(Element location data)

--- START ---

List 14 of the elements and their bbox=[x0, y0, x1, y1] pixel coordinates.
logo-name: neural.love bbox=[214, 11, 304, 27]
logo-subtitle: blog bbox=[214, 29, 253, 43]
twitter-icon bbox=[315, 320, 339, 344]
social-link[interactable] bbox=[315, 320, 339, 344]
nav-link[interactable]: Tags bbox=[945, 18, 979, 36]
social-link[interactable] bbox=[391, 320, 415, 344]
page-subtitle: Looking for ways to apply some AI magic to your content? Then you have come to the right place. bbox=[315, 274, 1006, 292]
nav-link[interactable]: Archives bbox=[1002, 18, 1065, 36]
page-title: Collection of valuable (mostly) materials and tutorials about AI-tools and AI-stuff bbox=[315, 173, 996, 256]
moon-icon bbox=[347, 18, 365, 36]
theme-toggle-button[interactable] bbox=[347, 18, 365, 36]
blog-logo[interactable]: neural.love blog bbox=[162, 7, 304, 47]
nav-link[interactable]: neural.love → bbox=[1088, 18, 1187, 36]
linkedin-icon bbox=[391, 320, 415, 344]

--- END ---
--- START ---

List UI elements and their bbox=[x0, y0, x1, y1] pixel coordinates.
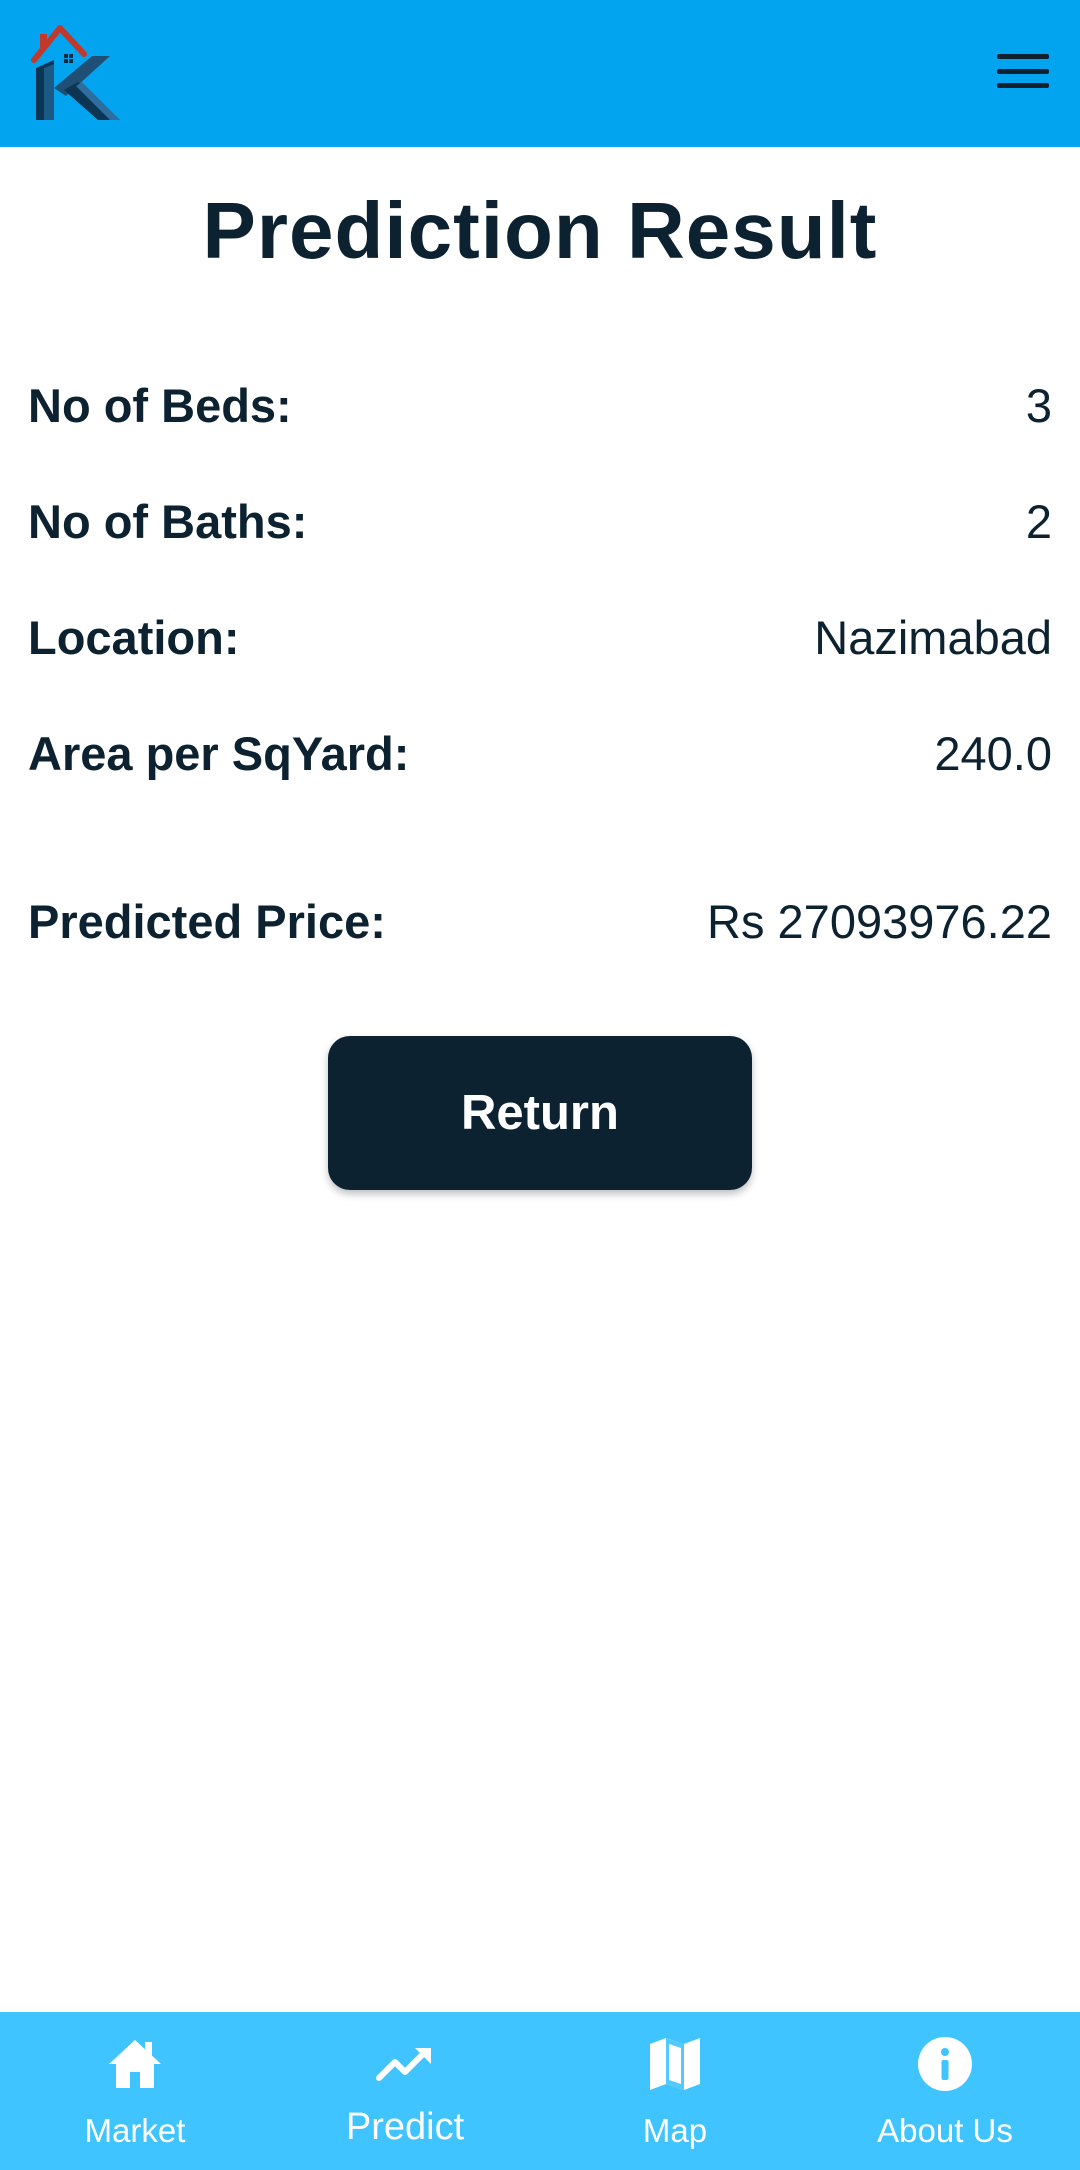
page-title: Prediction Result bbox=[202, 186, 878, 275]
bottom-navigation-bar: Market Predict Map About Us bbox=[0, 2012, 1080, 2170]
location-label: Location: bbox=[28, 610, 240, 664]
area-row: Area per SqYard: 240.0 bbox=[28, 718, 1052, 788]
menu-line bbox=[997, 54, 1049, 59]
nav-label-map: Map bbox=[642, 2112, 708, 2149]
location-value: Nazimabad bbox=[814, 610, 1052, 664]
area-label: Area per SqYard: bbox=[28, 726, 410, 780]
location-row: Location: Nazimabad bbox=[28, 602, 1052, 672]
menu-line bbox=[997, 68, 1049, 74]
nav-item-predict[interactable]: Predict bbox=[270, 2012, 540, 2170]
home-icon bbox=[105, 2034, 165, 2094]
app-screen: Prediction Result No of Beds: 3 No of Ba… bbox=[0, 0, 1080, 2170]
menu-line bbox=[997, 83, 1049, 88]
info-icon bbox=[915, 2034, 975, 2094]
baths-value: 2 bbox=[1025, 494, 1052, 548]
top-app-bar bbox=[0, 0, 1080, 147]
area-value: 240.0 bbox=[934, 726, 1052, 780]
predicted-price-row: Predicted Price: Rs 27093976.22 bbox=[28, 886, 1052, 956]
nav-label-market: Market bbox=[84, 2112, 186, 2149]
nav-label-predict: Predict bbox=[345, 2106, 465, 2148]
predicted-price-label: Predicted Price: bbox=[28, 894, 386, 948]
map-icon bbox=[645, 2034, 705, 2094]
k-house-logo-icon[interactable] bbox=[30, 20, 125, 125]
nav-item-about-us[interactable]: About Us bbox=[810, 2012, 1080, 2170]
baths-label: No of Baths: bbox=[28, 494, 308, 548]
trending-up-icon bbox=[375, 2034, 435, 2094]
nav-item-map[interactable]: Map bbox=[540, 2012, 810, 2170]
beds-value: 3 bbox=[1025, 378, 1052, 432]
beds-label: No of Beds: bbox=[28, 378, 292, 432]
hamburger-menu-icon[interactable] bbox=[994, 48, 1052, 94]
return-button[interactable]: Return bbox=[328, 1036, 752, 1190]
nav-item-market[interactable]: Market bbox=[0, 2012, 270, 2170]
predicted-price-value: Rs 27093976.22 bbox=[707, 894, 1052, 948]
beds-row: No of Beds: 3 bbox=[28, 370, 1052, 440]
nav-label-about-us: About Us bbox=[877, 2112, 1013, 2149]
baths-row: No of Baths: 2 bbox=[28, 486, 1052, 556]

--- END ---
--- START ---

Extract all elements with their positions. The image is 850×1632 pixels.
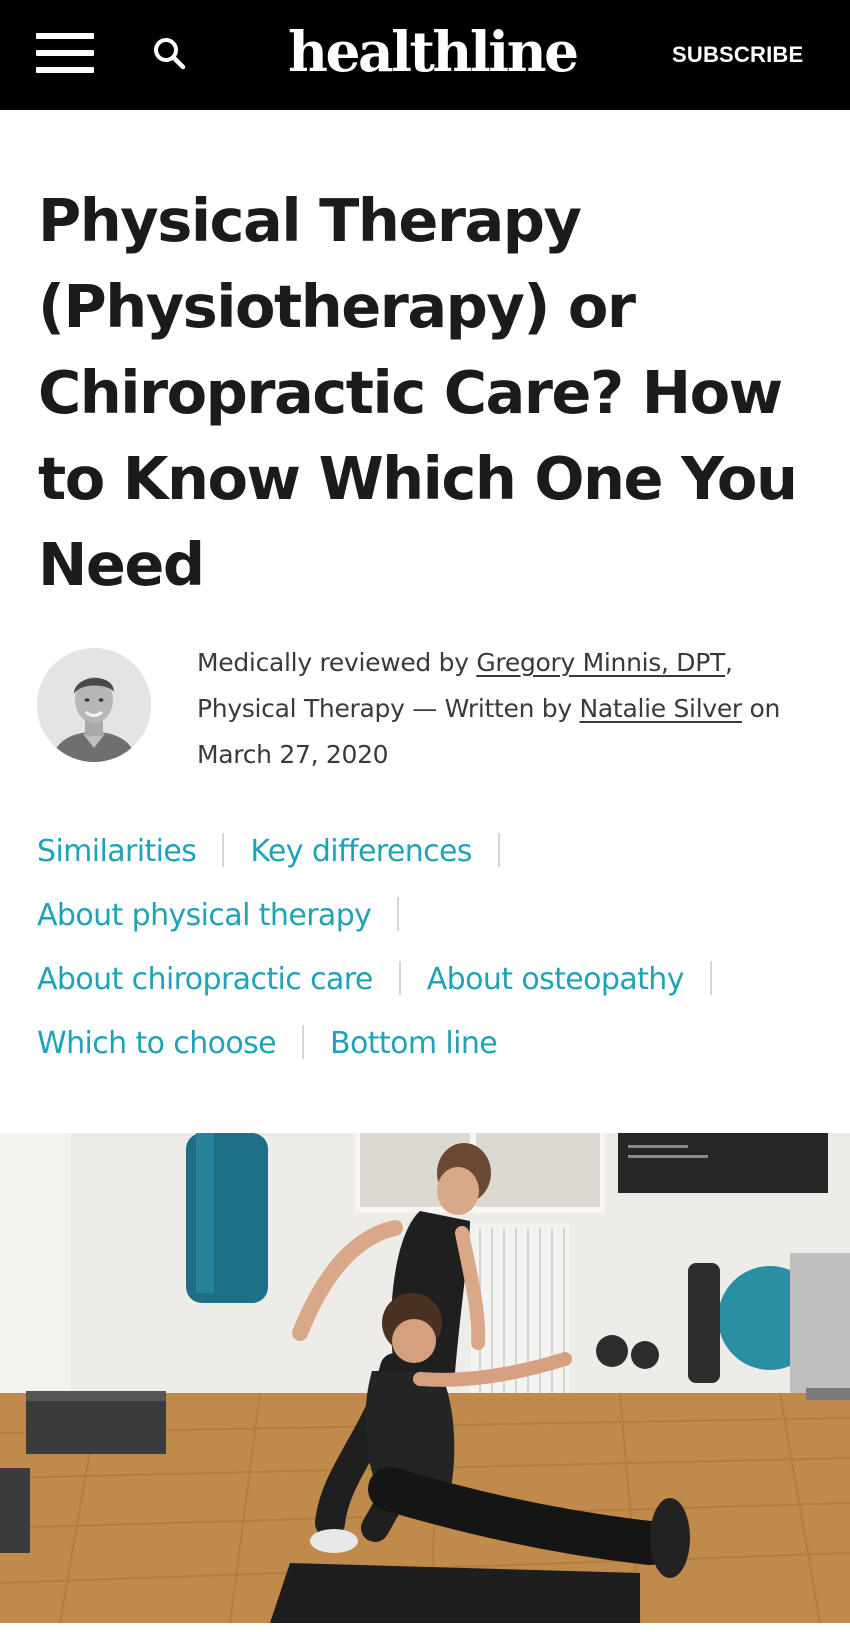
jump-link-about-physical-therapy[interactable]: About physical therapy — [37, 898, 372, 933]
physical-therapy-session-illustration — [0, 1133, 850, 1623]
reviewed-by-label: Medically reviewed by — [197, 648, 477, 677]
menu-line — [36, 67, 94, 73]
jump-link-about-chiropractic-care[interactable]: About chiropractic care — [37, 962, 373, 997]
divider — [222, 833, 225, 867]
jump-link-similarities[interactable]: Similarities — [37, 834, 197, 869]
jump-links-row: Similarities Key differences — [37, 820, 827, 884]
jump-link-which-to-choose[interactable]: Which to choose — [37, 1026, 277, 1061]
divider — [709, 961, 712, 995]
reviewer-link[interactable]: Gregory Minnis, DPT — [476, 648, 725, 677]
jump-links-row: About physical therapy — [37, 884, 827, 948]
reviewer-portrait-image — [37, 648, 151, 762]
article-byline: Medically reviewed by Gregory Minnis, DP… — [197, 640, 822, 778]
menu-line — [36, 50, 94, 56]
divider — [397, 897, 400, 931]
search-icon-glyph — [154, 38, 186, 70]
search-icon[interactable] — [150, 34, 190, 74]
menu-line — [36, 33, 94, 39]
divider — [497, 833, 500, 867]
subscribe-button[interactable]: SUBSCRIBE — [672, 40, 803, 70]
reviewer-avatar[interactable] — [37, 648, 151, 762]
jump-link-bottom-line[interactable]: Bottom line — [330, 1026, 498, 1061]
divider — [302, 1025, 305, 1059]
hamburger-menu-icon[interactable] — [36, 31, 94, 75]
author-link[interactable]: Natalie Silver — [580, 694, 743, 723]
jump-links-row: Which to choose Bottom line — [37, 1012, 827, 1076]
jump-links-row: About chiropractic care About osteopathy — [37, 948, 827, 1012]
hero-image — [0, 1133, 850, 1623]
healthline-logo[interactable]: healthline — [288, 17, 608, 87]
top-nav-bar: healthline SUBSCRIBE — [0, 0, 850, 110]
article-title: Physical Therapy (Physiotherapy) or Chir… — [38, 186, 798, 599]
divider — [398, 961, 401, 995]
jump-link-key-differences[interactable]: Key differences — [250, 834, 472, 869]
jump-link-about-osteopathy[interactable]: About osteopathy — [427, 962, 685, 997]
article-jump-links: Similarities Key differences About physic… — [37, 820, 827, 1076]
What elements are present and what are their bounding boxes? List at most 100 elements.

--- END ---

# Required work
Copy out the rows word for word, starting at the row that contains "jump-link-about-physical-therapy[interactable]: About physical" and ending at the row that contains "jump-link-similarities[interactable]: Similarities —", with both of those rows included.

# Solution to this problem
jump-link-about-physical-therapy[interactable]: About physical therapy — [37, 898, 372, 933]
physical-therapy-session-illustration — [0, 1133, 850, 1623]
reviewed-by-label: Medically reviewed by — [197, 648, 477, 677]
menu-line — [36, 67, 94, 73]
jump-link-about-chiropractic-care[interactable]: About chiropractic care — [37, 962, 373, 997]
divider — [222, 833, 225, 867]
jump-link-similarities[interactable]: Similarities — [37, 834, 197, 869]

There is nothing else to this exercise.